- [Task statement] Print the records again, character for character.

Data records

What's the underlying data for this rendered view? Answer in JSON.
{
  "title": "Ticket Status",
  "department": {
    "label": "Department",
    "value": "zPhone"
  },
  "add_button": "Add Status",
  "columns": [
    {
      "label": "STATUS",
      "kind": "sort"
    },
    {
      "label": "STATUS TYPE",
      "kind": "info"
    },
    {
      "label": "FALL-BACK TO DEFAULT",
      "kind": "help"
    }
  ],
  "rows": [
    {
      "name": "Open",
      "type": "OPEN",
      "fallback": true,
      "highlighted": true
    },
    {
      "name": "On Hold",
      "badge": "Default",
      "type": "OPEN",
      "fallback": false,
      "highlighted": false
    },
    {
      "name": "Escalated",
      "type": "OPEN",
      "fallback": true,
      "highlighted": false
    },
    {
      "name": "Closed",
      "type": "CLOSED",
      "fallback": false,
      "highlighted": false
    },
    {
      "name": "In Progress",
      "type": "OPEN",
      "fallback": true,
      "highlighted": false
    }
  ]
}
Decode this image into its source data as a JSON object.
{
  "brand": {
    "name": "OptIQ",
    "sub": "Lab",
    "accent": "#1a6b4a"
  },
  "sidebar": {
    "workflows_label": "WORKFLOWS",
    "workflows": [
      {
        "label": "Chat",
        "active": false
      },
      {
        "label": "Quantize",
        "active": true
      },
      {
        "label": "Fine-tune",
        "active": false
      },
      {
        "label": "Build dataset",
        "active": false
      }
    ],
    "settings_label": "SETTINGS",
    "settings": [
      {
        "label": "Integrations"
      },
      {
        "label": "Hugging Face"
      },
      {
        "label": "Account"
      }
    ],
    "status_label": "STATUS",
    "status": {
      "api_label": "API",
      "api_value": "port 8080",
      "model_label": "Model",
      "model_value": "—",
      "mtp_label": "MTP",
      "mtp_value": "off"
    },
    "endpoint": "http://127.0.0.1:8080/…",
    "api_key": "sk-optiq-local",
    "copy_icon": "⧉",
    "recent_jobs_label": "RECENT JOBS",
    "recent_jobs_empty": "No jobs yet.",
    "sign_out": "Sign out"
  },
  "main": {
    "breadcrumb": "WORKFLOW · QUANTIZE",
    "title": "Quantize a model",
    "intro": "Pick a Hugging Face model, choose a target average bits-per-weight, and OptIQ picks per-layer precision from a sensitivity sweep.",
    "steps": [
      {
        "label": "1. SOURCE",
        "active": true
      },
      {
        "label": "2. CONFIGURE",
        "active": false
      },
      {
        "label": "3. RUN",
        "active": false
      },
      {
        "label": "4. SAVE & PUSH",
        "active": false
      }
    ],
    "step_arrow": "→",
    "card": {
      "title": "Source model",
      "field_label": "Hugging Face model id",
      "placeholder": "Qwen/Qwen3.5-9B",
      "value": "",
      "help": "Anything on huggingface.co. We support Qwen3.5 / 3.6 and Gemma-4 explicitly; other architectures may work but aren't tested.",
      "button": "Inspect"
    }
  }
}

- [Finished task]
What's the underlying data for this rendered view? Answer in JSON.
{
  "title": "Ticket Status",
  "department": {
    "label": "Department",
    "value": "zPhone"
  },
  "add_button": "Add Status",
  "columns": [
    {
      "label": "STATUS",
      "kind": "sort"
    },
    {
      "label": "STATUS TYPE",
      "kind": "info"
    },
    {
      "label": "FALL-BACK TO DEFAULT",
      "kind": "help"
    }
  ],
  "rows": [
    {
      "name": "Open",
      "type": "OPEN",
      "fallback": true,
      "highlighted": true
    },
    {
      "name": "On Hold",
      "badge": "Default",
      "type": "OPEN",
      "fallback": false,
      "highlighted": false
    },
    {
      "name": "Escalated",
      "type": "OPEN",
      "fallback": true,
      "highlighted": false
    },
    {
      "name": "Closed",
      "type": "CLOSED",
      "fallback": false,
      "highlighted": false
    },
    {
      "name": "In Progress",
      "type": "OPEN",
      "fallback": true,
      "highlighted": false
    }
  ]
}
Decode this image into its source data as a JSON object.
{
  "brand": {
    "name": "OptIQ",
    "sub": "Lab",
    "accent": "#1a6b4a"
  },
  "sidebar": {
    "workflows_label": "WORKFLOWS",
    "workflows": [
      {
        "label": "Chat",
        "active": false
      },
      {
        "label": "Quantize",
        "active": true
      },
      {
        "label": "Fine-tune",
        "active": false
      },
      {
        "label": "Build dataset",
        "active": false
      }
    ],
    "settings_label": "SETTINGS",
    "settings": [
      {
        "label": "Integrations"
      },
      {
        "label": "Hugging Face"
      },
      {
        "label": "Account"
      }
    ],
    "status_label": "STATUS",
    "status": {
      "api_label": "API",
      "api_value": "port 8080",
      "model_label": "Model",
      "model_value": "—",
      "mtp_label": "MTP",
      "mtp_value": "off"
    },
    "endpoint": "http://127.0.0.1:8080/…",
    "api_key": "sk-optiq-local",
    "copy_icon": "⧉",
    "recent_jobs_label": "RECENT JOBS",
    "recent_jobs_empty": "No jobs yet.",
    "sign_out": "Sign out"
  },
  "main": {
    "breadcrumb": "WORKFLOW · QUANTIZE",
    "title": "Quantize a model",
    "intro": "Pick a Hugging Face model, choose a target average bits-per-weight, and OptIQ picks per-layer precision from a sensitivity sweep.",
    "steps": [
      {
        "label": "1. SOURCE",
        "active": true
      },
      {
        "label": "2. CONFIGURE",
        "active": false
      },
      {
        "label": "3. RUN",
        "active": false
      },
      {
        "label": "4. SAVE & PUSH",
        "active": false
      }
    ],
    "step_arrow": "→",
    "card": {
      "title": "Source model",
      "field_label": "Hugging Face model id",
      "placeholder": "Qwen/Qwen3.5-9B",
      "value": "",
      "help": "Anything on huggingface.co. We support Qwen3.5 / 3.6 and Gemma-4 explicitly; other architectures may work but aren't tested.",
      "button": "Inspect"
    }
  }
}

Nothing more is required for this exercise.